Task requirements —
Go through the entries below, tally each line with the string "有五分之二的体积露出水面", and give the final number by itself.

Records supplied —

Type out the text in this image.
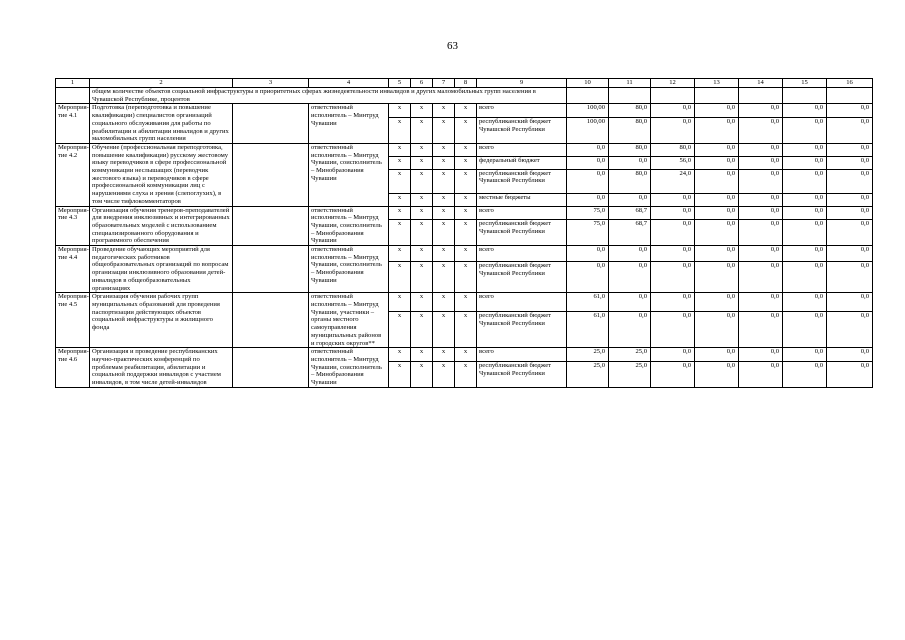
63
1	2	3	4	5	6	7	8	9	10	11	12	13	14	15	16
	общем количестве объектов социальной инфраструктуры в приоритетных сферах жизнедеятельности инвалидов и других маломобильных групп населения в Чувашской Республике, процентов														
Мероприя-тие 4.1	Подготовка (переподготовка и повышение квалификации) специалистов организаций социального обслуживания для работы по реабилитации и абилитации инвалидов и других маломобильных групп населения		ответственный исполнитель – Минтруд Чувашии	x	x	x	x	всего	100,00	80,0	0,0	0,0	0,0	0,0	0,0
				x	x	x	x	республиканский бюджет Чувашской Республики	100,00	80,0	0,0	0,0	0,0	0,0	0,0
Мероприя-тие 4.2	Обучение (профессиональная переподготовка, повышение квалификации) русскому жестовому языку переводчиков в сфере профессиональной коммуникации неслышащих (переводчик жестового языка) и переводчиков в сфере профессиональной коммуникации лиц с нарушениями слуха и зрения (слепоглухих), в том числе тифлокомментаторов		ответственный исполнитель – Минтруд Чувашии, соисполнитель – Минобразования Чувашии	x	x	x	x	всего	0,0	80,0	80,0	0,0	0,0	0,0	0,0
				x	x	x	x	федеральный бюджет	0,0	0,0	56,0	0,0	0,0	0,0	0,0
				x	x	x	x	республиканский бюджет Чувашской Республики	0,0	80,0	24,0	0,0	0,0	0,0	0,0
				x	x	x	x	местные бюджеты	0,0	0,0	0,0	0,0	0,0	0,0	0,0
Мероприя-тие 4.3	Организация обучения тренеров-преподавателей для внедрения инклюзивных и интегрированных образовательных моделей с использованием специализированного оборудования и программного обеспечения		ответственный исполнитель – Минтруд Чувашии, соисполнитель – Минобразования Чувашии	x	x	x	x	всего	75,0	68,7	0,0	0,0	0,0	0,0	0,0
				x	x	x	x	республиканский бюджет Чувашской Республики	75,0	68,7	0,0	0,0	0,0	0,0	0,0
Мероприя-тие 4.4	Проведение обучающих мероприятий для педагогических работников общеобразовательных организаций по вопросам организации инклюзивного образования детей-инвалидов в общеобразовательных организациях		ответственный исполнитель – Минтруд Чувашии, соисполнитель – Минобразования Чувашии	x	x	x	x	всего	0,0	0,0	0,0	0,0	0,0	0,0	0,0
				x	x	x	x	республиканский бюджет Чувашской Республики	0,0	0,0	0,0	0,0	0,0	0,0	0,0
Мероприя-тие 4.5	Организация обучения рабочих групп муниципальных образований для проведения паспортизации действующих объектов социальной инфраструктуры и жилищного фонда		ответственный исполнитель – Минтруд Чувашии, участники – органы местного самоуправления муниципальных районов и городских округов**	x	x	x	x	всего	61,0	0,0	0,0	0,0	0,0	0,0	0,0
				x	x	x	x	республиканский бюджет Чувашской Республики	61,0	0,0	0,0	0,0	0,0	0,0	0,0
Мероприя-тие 4.6	Организация и проведение республиканских научно-практических конференций по проблемам реабилитации, абилитации и социальной поддержки инвалидов с участием инвалидов, в том числе детей-инвалидов		ответственный исполнитель – Минтруд Чувашии, соисполнитель – Минобразования Чувашии	x	x	x	x	всего	25,0	25,0	0,0	0,0	0,0	0,0	0,0
				x	x	x	x	республиканский бюджет Чувашской Республики	25,0	25,0	0,0	0,0	0,0	0,0	0,0
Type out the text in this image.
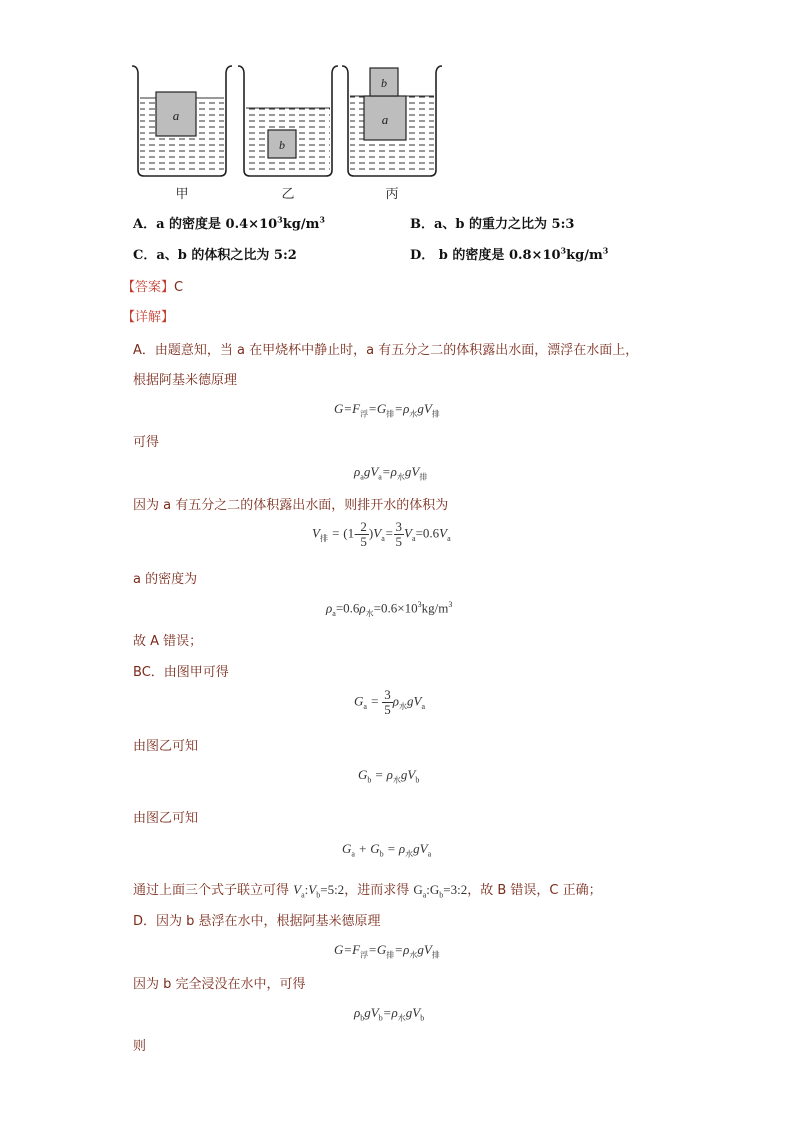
a
b
a
b
甲	乙	丙
A．a 的密度是 $0.4\times 10^3kg/m^3$	B．a、b 的重力之比为 5:3
C．a、b 的体积之比为 5:2	D． b 的密度是 $0.8\times 10^3kg/m^3$
【答案】C
【详解】
A．由题意知，当 a 在甲烧杯中静止时，a 有五分之二的体积露出水面，漂浮在水面上，
根据阿基米德原理
$G=F_浮=G_排=\rho_水gV_排$
可得
$\rho_agV_a=\rho_水gV_排$
因为 a 有五分之二的体积露出水面，则排开水的体积为
$V_排 = (1- \frac{2}{5} )V_a= \frac{3}{5} V_a=0.6V_a$
a 的密度为
$\rho_a=0.6\rho_水=0.6\times 10^3kg/m^3$
故 A 错误；
BC．由图甲可得
$G_a = \frac{3}{5} \rho_水gV_a$
由图乙可知
$G_b = \rho_水gV_b$
由图乙可知
$G_a + G_b = \rho_水gV_a$
通过上面三个式子联立可得 $V_a:V_b=5:2$，进而求得 $G_a:G_b=3:2$，故 B 错误，C 正确；
D．因为 b 悬浮在水中，根据阿基米德原理
$G=F_浮=G_排=\rho_水gV_排$
因为 b 完全浸没在水中，可得
$\rho_bgV_b=\rho_水gV_b$
则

Correct result —
2